-- Problem statement --
Copy out every record below exactly as written, but leave out any pictures.

********************

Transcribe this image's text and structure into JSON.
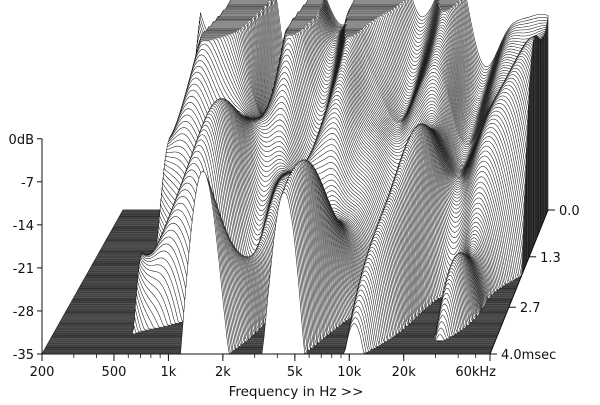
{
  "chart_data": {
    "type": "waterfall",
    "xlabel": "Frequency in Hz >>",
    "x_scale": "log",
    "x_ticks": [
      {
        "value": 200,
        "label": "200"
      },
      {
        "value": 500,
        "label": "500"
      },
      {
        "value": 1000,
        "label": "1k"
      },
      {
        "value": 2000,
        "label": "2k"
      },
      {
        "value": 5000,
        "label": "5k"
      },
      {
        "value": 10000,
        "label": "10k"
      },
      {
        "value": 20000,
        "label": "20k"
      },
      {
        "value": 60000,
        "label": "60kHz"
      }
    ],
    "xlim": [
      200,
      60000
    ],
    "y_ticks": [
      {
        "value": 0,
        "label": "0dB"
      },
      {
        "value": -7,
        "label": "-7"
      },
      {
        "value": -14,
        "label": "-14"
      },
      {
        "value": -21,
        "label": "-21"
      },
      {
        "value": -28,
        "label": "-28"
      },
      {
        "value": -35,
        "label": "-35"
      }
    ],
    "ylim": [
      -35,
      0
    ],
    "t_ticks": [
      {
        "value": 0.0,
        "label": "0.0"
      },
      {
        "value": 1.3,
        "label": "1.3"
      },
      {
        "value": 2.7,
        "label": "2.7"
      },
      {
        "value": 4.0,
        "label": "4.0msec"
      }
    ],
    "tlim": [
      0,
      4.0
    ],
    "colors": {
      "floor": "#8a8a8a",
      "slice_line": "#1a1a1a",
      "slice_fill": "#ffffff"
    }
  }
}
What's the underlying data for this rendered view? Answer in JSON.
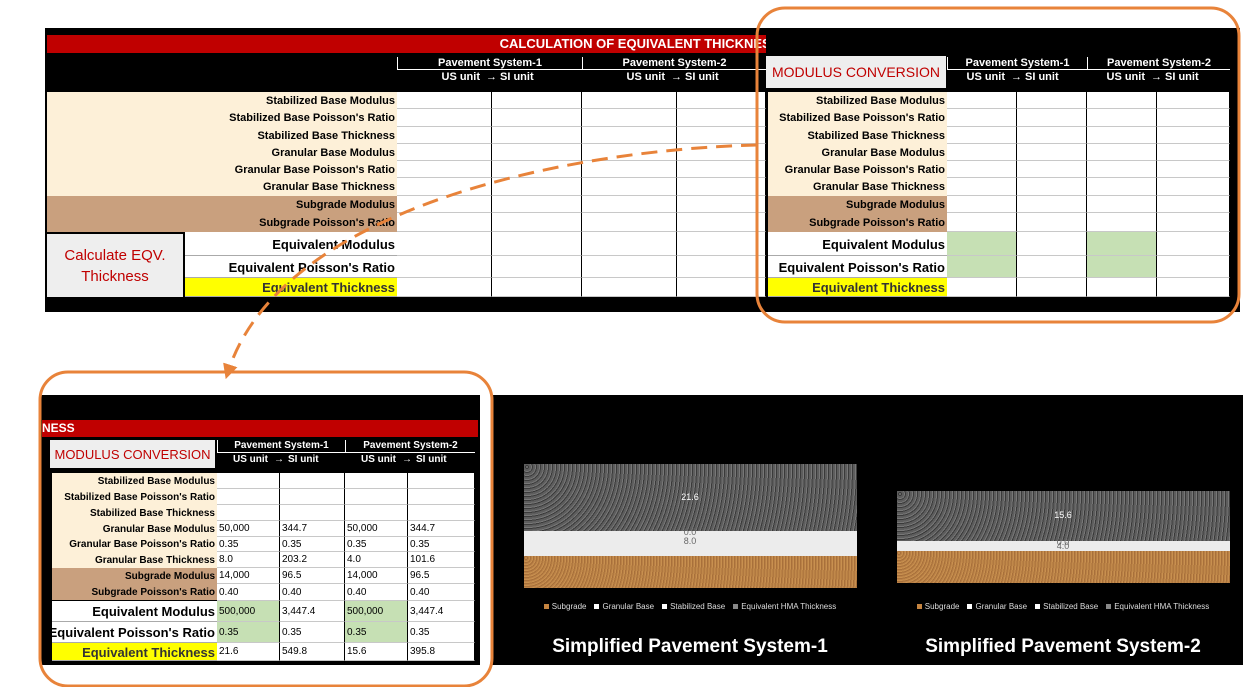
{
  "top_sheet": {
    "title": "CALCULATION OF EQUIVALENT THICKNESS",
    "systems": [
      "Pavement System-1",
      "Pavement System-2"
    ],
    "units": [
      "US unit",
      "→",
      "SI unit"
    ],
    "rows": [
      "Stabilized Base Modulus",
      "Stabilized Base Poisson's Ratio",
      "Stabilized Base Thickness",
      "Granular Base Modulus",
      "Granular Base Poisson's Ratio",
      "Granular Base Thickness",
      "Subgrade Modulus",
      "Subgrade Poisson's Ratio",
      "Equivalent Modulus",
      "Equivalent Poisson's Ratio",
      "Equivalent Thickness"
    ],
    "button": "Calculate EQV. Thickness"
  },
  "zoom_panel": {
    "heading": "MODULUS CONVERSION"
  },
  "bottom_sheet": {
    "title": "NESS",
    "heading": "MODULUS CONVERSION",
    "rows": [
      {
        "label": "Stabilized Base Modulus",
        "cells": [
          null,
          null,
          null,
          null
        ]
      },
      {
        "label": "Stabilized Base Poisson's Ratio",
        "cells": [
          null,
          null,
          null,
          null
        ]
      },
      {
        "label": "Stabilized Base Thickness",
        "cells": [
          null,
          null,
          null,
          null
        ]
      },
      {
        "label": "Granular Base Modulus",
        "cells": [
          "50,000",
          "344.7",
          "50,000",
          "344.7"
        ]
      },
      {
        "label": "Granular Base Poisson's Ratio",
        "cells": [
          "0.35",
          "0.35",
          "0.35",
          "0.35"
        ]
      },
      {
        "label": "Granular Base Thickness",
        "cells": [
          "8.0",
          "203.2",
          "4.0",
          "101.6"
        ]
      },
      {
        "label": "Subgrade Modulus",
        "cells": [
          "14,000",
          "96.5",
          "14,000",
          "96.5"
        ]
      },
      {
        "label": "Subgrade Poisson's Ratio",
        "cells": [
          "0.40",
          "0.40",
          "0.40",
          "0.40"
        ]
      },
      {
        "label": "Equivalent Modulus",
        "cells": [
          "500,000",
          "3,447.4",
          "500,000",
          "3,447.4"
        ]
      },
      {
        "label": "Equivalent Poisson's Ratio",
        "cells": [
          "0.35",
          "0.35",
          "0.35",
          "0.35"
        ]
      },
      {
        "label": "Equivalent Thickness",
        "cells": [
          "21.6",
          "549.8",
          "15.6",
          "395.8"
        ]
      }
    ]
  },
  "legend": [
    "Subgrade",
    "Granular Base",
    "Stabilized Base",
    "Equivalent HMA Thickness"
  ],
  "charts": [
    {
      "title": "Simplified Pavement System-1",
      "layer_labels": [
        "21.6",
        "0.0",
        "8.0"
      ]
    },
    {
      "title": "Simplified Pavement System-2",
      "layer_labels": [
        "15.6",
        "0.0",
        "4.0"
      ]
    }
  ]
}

********************

-- The response --
Transcribe this image's text and structure into JSON.
{
  "chart_data": {
    "type": "waterfall",
    "xlabel": "Frequency in Hz >>",
    "x_scale": "log",
    "x_ticks": [
      {
        "value": 200,
        "label": "200"
      },
      {
        "value": 500,
        "label": "500"
      },
      {
        "value": 1000,
        "label": "1k"
      },
      {
        "value": 2000,
        "label": "2k"
      },
      {
        "value": 5000,
        "label": "5k"
      },
      {
        "value": 10000,
        "label": "10k"
      },
      {
        "value": 20000,
        "label": "20k"
      },
      {
        "value": 60000,
        "label": "60kHz"
      }
    ],
    "xlim": [
      200,
      60000
    ],
    "y_ticks": [
      {
        "value": 0,
        "label": "0dB"
      },
      {
        "value": -7,
        "label": "-7"
      },
      {
        "value": -14,
        "label": "-14"
      },
      {
        "value": -21,
        "label": "-21"
      },
      {
        "value": -28,
        "label": "-28"
      },
      {
        "value": -35,
        "label": "-35"
      }
    ],
    "ylim": [
      -35,
      0
    ],
    "t_ticks": [
      {
        "value": 0.0,
        "label": "0.0"
      },
      {
        "value": 1.3,
        "label": "1.3"
      },
      {
        "value": 2.7,
        "label": "2.7"
      },
      {
        "value": 4.0,
        "label": "4.0msec"
      }
    ],
    "tlim": [
      0,
      4.0
    ],
    "colors": {
      "floor": "#8a8a8a",
      "slice_line": "#1a1a1a",
      "slice_fill": "#ffffff"
    }
  }
}
What's the underlying data for this rendered view? Answer in JSON.
{
  "top_sheet": {
    "title": "CALCULATION OF EQUIVALENT THICKNESS",
    "systems": [
      "Pavement System-1",
      "Pavement System-2"
    ],
    "units": [
      "US unit",
      "→",
      "SI unit"
    ],
    "rows": [
      "Stabilized Base Modulus",
      "Stabilized Base Poisson's Ratio",
      "Stabilized Base Thickness",
      "Granular Base Modulus",
      "Granular Base Poisson's Ratio",
      "Granular Base Thickness",
      "Subgrade Modulus",
      "Subgrade Poisson's Ratio",
      "Equivalent Modulus",
      "Equivalent Poisson's Ratio",
      "Equivalent Thickness"
    ],
    "button": "Calculate EQV. Thickness"
  },
  "zoom_panel": {
    "heading": "MODULUS CONVERSION"
  },
  "bottom_sheet": {
    "title": "NESS",
    "heading": "MODULUS CONVERSION",
    "rows": [
      {
        "label": "Stabilized Base Modulus",
        "cells": [
          null,
          null,
          null,
          null
        ]
      },
      {
        "label": "Stabilized Base Poisson's Ratio",
        "cells": [
          null,
          null,
          null,
          null
        ]
      },
      {
        "label": "Stabilized Base Thickness",
        "cells": [
          null,
          null,
          null,
          null
        ]
      },
      {
        "label": "Granular Base Modulus",
        "cells": [
          "50,000",
          "344.7",
          "50,000",
          "344.7"
        ]
      },
      {
        "label": "Granular Base Poisson's Ratio",
        "cells": [
          "0.35",
          "0.35",
          "0.35",
          "0.35"
        ]
      },
      {
        "label": "Granular Base Thickness",
        "cells": [
          "8.0",
          "203.2",
          "4.0",
          "101.6"
        ]
      },
      {
        "label": "Subgrade Modulus",
        "cells": [
          "14,000",
          "96.5",
          "14,000",
          "96.5"
        ]
      },
      {
        "label": "Subgrade Poisson's Ratio",
        "cells": [
          "0.40",
          "0.40",
          "0.40",
          "0.40"
        ]
      },
      {
        "label": "Equivalent Modulus",
        "cells": [
          "500,000",
          "3,447.4",
          "500,000",
          "3,447.4"
        ]
      },
      {
        "label": "Equivalent Poisson's Ratio",
        "cells": [
          "0.35",
          "0.35",
          "0.35",
          "0.35"
        ]
      },
      {
        "label": "Equivalent Thickness",
        "cells": [
          "21.6",
          "549.8",
          "15.6",
          "395.8"
        ]
      }
    ]
  },
  "legend": [
    "Subgrade",
    "Granular Base",
    "Stabilized Base",
    "Equivalent HMA Thickness"
  ],
  "charts": [
    {
      "title": "Simplified Pavement System-1",
      "layer_labels": [
        "21.6",
        "0.0",
        "8.0"
      ]
    },
    {
      "title": "Simplified Pavement System-2",
      "layer_labels": [
        "15.6",
        "0.0",
        "4.0"
      ]
    }
  ]
}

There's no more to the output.